**Your tasks**
(a) According to the article about the Oregon Zoo penguin chicks, what is the estimated global population of Humboldt penguins?
(b) Rewrite the penguin chick article from "2 New Penguin" up to and including "the threatened species.", swapping "Zookeepers" for "Keepers".
(c) Say whether each statement agrees with the penguin chick article, quoting the words that decide it: (i) The chicks are the 194th and 195th Humboldt chicks to hatch at the Oregon Zoo since the 1980s. (ii) Both eggs came from the same penguin couple. (iii) The world has 17 penguin species.

=== Exercise text ===

Oregon Zoo Welcomes Two Palm-Sized Endangered Humboldt Penguin Chicks

Two tiny Humboldt penguin chicks, nicknamed the Peruvian penguin or Peruvian banded penguin due to their habitat, hatched their eggs in March after they were laid earlier this winter.

 

2 New Penguin Babies At Oregon Zoo

Zookeepers have been keeping an eye on two Humboldt penguin eggs belonging to 2 separate couples since they were laid.

The tiny chicks- small enough to fit in the palm of your hand- are the 194th and 195th Humboldt chicks to hatch at the Oregon Zoo since the 1980s, when it began breeding the threatened species.

 

Humboldt penguins, with an estimated global population of 12,000 breeding pairs, are classified as “vulnerable” and are protected under the U.S. Endangered Species Act. Humboldts are among the most at risk of the world’s 17 penguin species.

=== Input data ===

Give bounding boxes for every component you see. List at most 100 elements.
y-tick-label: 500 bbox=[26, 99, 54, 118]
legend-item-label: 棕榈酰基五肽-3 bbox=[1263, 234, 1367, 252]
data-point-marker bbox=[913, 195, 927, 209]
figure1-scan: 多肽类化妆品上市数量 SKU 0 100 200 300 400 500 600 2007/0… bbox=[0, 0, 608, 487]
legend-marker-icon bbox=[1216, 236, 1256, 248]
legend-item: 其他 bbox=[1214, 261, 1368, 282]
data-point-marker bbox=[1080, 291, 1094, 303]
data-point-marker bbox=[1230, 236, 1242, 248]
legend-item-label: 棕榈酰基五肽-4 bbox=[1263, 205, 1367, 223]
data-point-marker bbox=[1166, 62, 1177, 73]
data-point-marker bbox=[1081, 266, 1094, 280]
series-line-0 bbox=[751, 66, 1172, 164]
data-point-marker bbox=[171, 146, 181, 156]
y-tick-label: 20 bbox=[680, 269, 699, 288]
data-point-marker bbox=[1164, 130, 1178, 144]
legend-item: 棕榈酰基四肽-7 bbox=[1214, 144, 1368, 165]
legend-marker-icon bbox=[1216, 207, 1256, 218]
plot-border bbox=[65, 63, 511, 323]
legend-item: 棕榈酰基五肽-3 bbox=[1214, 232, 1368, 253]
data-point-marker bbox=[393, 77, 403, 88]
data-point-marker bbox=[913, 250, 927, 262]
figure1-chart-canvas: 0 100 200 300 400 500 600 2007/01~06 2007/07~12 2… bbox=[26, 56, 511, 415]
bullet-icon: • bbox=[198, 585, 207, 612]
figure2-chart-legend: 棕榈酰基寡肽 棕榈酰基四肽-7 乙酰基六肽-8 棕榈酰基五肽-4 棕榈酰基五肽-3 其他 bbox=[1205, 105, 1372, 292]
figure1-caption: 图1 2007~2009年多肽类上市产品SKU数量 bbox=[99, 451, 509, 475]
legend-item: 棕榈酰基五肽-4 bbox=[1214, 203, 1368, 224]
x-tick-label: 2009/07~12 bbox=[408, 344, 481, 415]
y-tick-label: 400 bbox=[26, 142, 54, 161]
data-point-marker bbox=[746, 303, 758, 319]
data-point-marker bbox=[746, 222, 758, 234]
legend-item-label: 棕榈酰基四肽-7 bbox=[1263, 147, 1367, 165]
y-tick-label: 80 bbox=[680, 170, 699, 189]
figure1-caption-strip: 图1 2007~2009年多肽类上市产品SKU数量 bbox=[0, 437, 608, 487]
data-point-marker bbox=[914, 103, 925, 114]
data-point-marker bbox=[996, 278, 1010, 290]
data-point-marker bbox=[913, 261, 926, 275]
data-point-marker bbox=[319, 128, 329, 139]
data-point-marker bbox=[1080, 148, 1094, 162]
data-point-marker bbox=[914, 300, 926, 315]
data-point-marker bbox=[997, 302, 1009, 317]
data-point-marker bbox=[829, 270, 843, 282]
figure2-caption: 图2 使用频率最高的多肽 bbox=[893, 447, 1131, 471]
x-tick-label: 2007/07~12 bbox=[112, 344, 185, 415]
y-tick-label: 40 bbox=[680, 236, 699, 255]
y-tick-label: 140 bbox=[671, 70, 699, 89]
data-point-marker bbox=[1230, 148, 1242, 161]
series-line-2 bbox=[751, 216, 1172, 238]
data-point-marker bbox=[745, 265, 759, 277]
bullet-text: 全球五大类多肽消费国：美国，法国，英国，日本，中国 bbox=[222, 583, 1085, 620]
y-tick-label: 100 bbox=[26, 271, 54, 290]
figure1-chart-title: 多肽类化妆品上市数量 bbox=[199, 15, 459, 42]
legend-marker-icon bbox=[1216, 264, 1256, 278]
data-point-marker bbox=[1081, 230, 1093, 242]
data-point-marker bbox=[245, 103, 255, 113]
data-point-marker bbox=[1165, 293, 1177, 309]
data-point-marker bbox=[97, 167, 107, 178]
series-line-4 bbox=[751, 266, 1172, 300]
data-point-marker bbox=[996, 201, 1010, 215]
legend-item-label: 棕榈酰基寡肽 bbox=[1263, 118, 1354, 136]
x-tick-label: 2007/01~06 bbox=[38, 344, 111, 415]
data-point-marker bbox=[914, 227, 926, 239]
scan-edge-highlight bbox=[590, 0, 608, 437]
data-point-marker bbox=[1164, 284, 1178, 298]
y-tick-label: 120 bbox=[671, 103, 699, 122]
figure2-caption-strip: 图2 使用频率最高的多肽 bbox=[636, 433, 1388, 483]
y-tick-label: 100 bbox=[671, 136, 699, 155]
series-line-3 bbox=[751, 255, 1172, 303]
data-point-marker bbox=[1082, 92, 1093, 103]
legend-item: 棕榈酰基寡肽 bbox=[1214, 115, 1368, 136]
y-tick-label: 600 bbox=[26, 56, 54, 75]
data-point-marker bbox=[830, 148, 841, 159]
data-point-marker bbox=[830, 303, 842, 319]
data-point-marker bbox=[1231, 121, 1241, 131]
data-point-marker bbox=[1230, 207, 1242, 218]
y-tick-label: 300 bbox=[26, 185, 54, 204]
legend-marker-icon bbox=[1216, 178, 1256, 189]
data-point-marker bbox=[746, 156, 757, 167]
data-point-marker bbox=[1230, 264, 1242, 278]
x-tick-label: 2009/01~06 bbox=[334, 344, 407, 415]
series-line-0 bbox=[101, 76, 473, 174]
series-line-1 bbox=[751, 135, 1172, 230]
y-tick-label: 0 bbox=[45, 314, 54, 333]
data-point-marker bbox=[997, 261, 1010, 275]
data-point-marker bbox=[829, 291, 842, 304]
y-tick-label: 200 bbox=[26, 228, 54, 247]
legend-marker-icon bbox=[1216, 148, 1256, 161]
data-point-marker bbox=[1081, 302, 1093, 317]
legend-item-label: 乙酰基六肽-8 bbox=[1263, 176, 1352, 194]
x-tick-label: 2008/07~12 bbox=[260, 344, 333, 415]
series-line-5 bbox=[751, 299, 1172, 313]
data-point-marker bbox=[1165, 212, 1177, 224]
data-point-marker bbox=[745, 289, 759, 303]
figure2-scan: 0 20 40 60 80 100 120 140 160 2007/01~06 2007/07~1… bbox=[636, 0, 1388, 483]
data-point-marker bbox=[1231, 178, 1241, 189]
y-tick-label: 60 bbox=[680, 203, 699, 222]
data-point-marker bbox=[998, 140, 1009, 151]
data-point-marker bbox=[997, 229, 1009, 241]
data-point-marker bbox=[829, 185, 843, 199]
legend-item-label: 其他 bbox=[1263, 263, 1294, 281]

===

**Answers by task**
(a) An estimated 12,000 breeding pairs.

(b)
2 New Penguin Babies At Oregon Zoo

Keepers have been keeping an eye on two Humboldt penguin eggs belonging to 2 separate couples since they were laid.

The tiny chicks- small enough to fit in the palm of your hand- are the 194th and 195th Humboldt chicks to hatch at the Oregon Zoo since the 1980s, when it began breeding the threatened species.

(c)
(i) Yes: "are the 194th and 195th Humboldt chicks to hatch at the Oregon Zoo since the 1980s"
(ii) No: "two Humboldt penguin eggs belonging to 2 separate couples"
(iii) Yes: "Humboldts are among the most at risk of the world’s 17 penguin species."